» **Task directions**
Show each line below that contains the word "elements".

» **Data extract**
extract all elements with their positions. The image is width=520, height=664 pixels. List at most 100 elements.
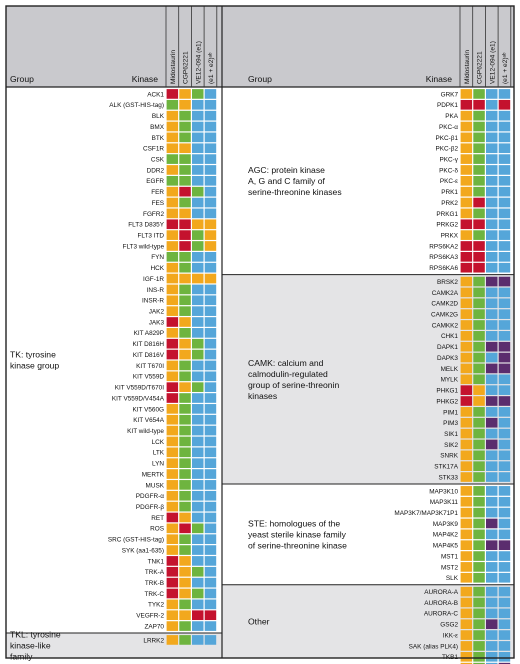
heatmap-cell bbox=[473, 385, 485, 395]
heatmap-cell bbox=[192, 154, 204, 164]
kinase-label: AURORA-A bbox=[424, 589, 458, 596]
kinase-label: BTK bbox=[152, 135, 165, 142]
heatmap-cell bbox=[192, 458, 204, 468]
heatmap-cell bbox=[486, 417, 498, 428]
heatmap-cell bbox=[486, 439, 498, 450]
heatmap-cell bbox=[460, 450, 473, 461]
heatmap-cell bbox=[166, 349, 179, 360]
heatmap-cell bbox=[204, 99, 217, 110]
heatmap-cell bbox=[498, 132, 511, 143]
heatmap-cell bbox=[204, 458, 217, 468]
heatmap-cell bbox=[179, 219, 191, 230]
heatmap-cell bbox=[179, 425, 191, 436]
heatmap-cell bbox=[179, 404, 191, 414]
heatmap-cell bbox=[473, 396, 485, 406]
heatmap-cell bbox=[460, 197, 473, 208]
kinase-label: CHK1 bbox=[441, 333, 458, 340]
heatmap-cell bbox=[166, 393, 179, 403]
heatmap-cell bbox=[460, 219, 473, 230]
heatmap-cell bbox=[473, 529, 485, 540]
heatmap-cell bbox=[473, 619, 485, 630]
heatmap-cell bbox=[166, 599, 179, 610]
kinase-label: TYK2 bbox=[148, 602, 164, 609]
heatmap-cell bbox=[498, 551, 511, 561]
group-label: calmodulin-regulated bbox=[248, 369, 328, 379]
heatmap-cell bbox=[192, 360, 204, 371]
heatmap-cell bbox=[498, 385, 511, 395]
heatmap-cell bbox=[166, 425, 179, 436]
heatmap-cell bbox=[179, 328, 191, 338]
heatmap-cell bbox=[166, 556, 179, 566]
heatmap-cell bbox=[204, 512, 217, 523]
heatmap-cell bbox=[473, 219, 485, 230]
heatmap-cell bbox=[192, 349, 204, 360]
heatmap-cell bbox=[460, 586, 473, 597]
heatmap-cell bbox=[473, 428, 485, 439]
group-label: TKL: tyrosine bbox=[10, 630, 61, 640]
heatmap-cell bbox=[166, 317, 179, 327]
heatmap-cell bbox=[486, 428, 498, 439]
heatmap-cell bbox=[473, 175, 485, 186]
heatmap-cell bbox=[486, 662, 498, 664]
group-label: kinase-like bbox=[10, 641, 51, 651]
heatmap-cell bbox=[473, 309, 485, 319]
heatmap-cell bbox=[192, 512, 204, 523]
heatmap-cell bbox=[473, 241, 485, 251]
heatmap-cell bbox=[498, 276, 511, 287]
kinase-label: FLT3 D835Y bbox=[128, 222, 164, 229]
kinase-label: FER bbox=[151, 189, 164, 196]
kinase-label: SIK2 bbox=[444, 442, 458, 449]
heatmap-cell bbox=[192, 208, 204, 219]
heatmap-cell bbox=[204, 447, 217, 458]
kinase-label: PRKG2 bbox=[436, 222, 458, 229]
kinase-label: GRK7 bbox=[441, 91, 459, 98]
heatmap-cell bbox=[498, 363, 511, 374]
heatmap-cell bbox=[192, 577, 204, 588]
heatmap-cell bbox=[192, 635, 204, 645]
heatmap-cell bbox=[179, 252, 191, 262]
heatmap-cell bbox=[486, 586, 498, 597]
heatmap-cell bbox=[192, 588, 204, 599]
heatmap-cell bbox=[498, 407, 511, 417]
heatmap-cell bbox=[192, 393, 204, 403]
heatmap-cell bbox=[486, 651, 498, 662]
heatmap-cell bbox=[486, 132, 498, 143]
heatmap-cell bbox=[498, 641, 511, 651]
heatmap-cell bbox=[166, 382, 179, 392]
heatmap-cell bbox=[204, 425, 217, 436]
heatmap-cell bbox=[192, 175, 204, 186]
heatmap-cell bbox=[498, 219, 511, 230]
heatmap-cell bbox=[166, 262, 179, 273]
heatmap-cell bbox=[192, 273, 204, 284]
heatmap-cell bbox=[473, 507, 485, 518]
heatmap-cell bbox=[179, 382, 191, 392]
heatmap-cell bbox=[204, 523, 217, 534]
heatmap-cell bbox=[486, 331, 498, 341]
heatmap-cell bbox=[192, 447, 204, 458]
kinase-label: ROS bbox=[150, 526, 164, 533]
heatmap-cell bbox=[498, 597, 511, 608]
heatmap-cell bbox=[486, 241, 498, 251]
heatmap-cell bbox=[204, 610, 217, 621]
heatmap-cell bbox=[498, 262, 511, 273]
heatmap-cell bbox=[473, 662, 485, 664]
heatmap-cell bbox=[486, 507, 498, 518]
heatmap-cell bbox=[498, 417, 511, 428]
heatmap-cell bbox=[460, 331, 473, 341]
kinase-label: PIM3 bbox=[443, 420, 458, 427]
kinase-label: SAK (alias PLK4) bbox=[409, 643, 458, 650]
heatmap-cell bbox=[192, 284, 204, 295]
heatmap-cell bbox=[166, 338, 179, 349]
heatmap-cell bbox=[498, 496, 511, 507]
heatmap-cell bbox=[486, 562, 498, 572]
heatmap-cell bbox=[192, 523, 204, 534]
group-label: CAMK: calcium and bbox=[248, 358, 324, 368]
group-label: serine-threonine kinases bbox=[248, 187, 342, 197]
kinase-label: ACK1 bbox=[147, 91, 164, 98]
heatmap-cell bbox=[498, 165, 511, 175]
heatmap-cell bbox=[498, 121, 511, 132]
heatmap-cell bbox=[192, 295, 204, 306]
heatmap-cell bbox=[498, 208, 511, 219]
heatmap-cell bbox=[473, 417, 485, 428]
heatmap-cell bbox=[192, 241, 204, 251]
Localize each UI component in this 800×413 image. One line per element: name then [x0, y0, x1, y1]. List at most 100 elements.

» **Answer for this exercise**
extract all elements with their positions. The image is width=520, height=664 pixels. List at most 100 elements.
Localize each UI component in this 800×413 image. One line per element: name then [x0, y0, x1, y1]. List at most 100 elements.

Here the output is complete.